--- START Working data ---

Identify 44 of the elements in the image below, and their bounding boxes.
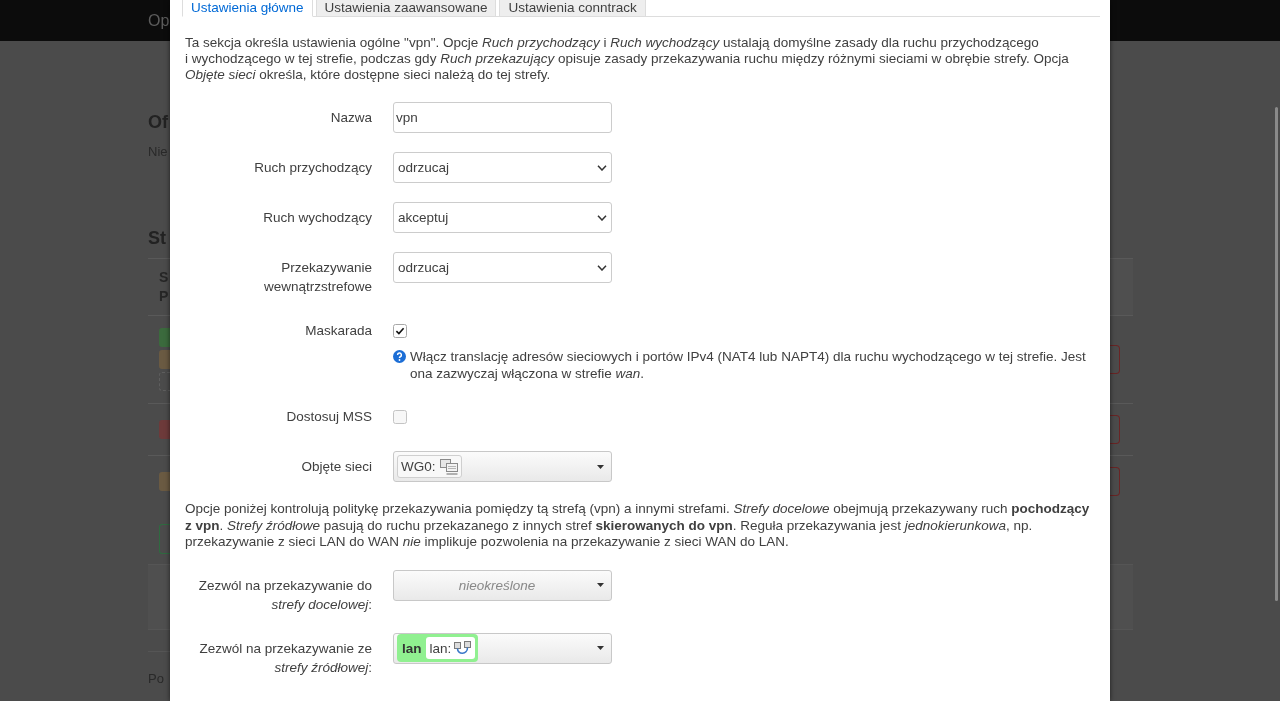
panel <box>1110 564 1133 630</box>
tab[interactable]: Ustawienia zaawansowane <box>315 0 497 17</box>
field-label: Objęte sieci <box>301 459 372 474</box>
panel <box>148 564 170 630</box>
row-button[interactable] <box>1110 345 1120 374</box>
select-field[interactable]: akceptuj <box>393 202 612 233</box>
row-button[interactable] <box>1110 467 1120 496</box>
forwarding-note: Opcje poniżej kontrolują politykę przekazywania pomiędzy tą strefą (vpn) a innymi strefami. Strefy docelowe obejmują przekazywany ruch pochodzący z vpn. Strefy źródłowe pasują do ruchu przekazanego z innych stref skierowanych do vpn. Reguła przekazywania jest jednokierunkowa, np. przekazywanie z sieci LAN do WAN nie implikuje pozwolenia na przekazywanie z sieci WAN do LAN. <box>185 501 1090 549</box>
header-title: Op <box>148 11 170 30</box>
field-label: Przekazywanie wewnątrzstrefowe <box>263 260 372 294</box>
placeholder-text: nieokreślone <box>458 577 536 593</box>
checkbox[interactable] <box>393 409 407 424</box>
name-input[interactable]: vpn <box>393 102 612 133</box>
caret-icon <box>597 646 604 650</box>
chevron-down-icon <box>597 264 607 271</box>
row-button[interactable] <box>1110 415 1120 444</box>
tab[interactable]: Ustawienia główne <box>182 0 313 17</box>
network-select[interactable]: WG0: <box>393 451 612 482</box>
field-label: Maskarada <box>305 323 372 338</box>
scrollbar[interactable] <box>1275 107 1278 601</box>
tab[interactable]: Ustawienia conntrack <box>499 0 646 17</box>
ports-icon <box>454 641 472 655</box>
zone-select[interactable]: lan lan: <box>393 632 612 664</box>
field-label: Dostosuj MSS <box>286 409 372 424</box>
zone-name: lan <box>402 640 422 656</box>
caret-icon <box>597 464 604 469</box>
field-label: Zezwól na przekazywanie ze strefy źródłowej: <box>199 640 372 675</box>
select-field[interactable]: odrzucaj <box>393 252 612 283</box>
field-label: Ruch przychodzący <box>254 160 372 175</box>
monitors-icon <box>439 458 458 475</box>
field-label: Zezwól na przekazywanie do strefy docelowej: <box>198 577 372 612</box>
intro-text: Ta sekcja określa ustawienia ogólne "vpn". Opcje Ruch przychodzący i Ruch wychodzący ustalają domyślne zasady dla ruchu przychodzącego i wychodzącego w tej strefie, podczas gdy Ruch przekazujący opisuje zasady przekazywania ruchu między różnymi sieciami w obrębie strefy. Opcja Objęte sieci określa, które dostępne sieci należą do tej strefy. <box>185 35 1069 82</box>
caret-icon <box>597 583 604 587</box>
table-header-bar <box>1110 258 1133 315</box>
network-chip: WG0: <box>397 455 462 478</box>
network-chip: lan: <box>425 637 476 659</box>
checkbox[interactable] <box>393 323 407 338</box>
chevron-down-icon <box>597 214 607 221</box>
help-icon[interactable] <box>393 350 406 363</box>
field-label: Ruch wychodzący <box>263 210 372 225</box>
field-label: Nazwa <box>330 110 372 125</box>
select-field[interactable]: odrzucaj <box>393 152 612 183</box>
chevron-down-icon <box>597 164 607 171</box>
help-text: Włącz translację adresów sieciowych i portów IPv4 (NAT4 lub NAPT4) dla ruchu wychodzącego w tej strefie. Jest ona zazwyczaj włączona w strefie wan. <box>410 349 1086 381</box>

--- END Working data ---

**Given request**. Output the rows from the line with "panel <box>1110 564 1133 630</box>" to the line with "field-label: Maskarada <box>305", both included, reproducing each one verbatim.

**Solution to this task**.
panel <box>1110 564 1133 630</box>
tab[interactable]: Ustawienia zaawansowane <box>315 0 497 17</box>
field-label: Objęte sieci <box>301 459 372 474</box>
panel <box>148 564 170 630</box>
row-button[interactable] <box>1110 345 1120 374</box>
select-field[interactable]: akceptuj <box>393 202 612 233</box>
row-button[interactable] <box>1110 467 1120 496</box>
forwarding-note: Opcje poniżej kontrolują politykę przekazywania pomiędzy tą strefą (vpn) a innymi strefami. Strefy docelowe obejmują przekazywany ruch pochodzący z vpn. Strefy źródłowe pasują do ruchu przekazanego z innych stref skierowanych do vpn. Reguła przekazywania jest jednokierunkowa, np. przekazywanie z sieci LAN do WAN nie implikuje pozwolenia na przekazywanie z sieci WAN do LAN. <box>185 501 1090 549</box>
header-title: Op <box>148 11 170 30</box>
field-label: Przekazywanie wewnątrzstrefowe <box>263 260 372 294</box>
placeholder-text: nieokreślone <box>458 577 536 593</box>
checkbox[interactable] <box>393 409 407 424</box>
name-input[interactable]: vpn <box>393 102 612 133</box>
caret-icon <box>597 646 604 650</box>
chevron-down-icon <box>597 264 607 271</box>
row-button[interactable] <box>1110 415 1120 444</box>
tab[interactable]: Ustawienia główne <box>182 0 313 17</box>
network-select[interactable]: WG0: <box>393 451 612 482</box>
field-label: Maskarada <box>305 323 372 338</box>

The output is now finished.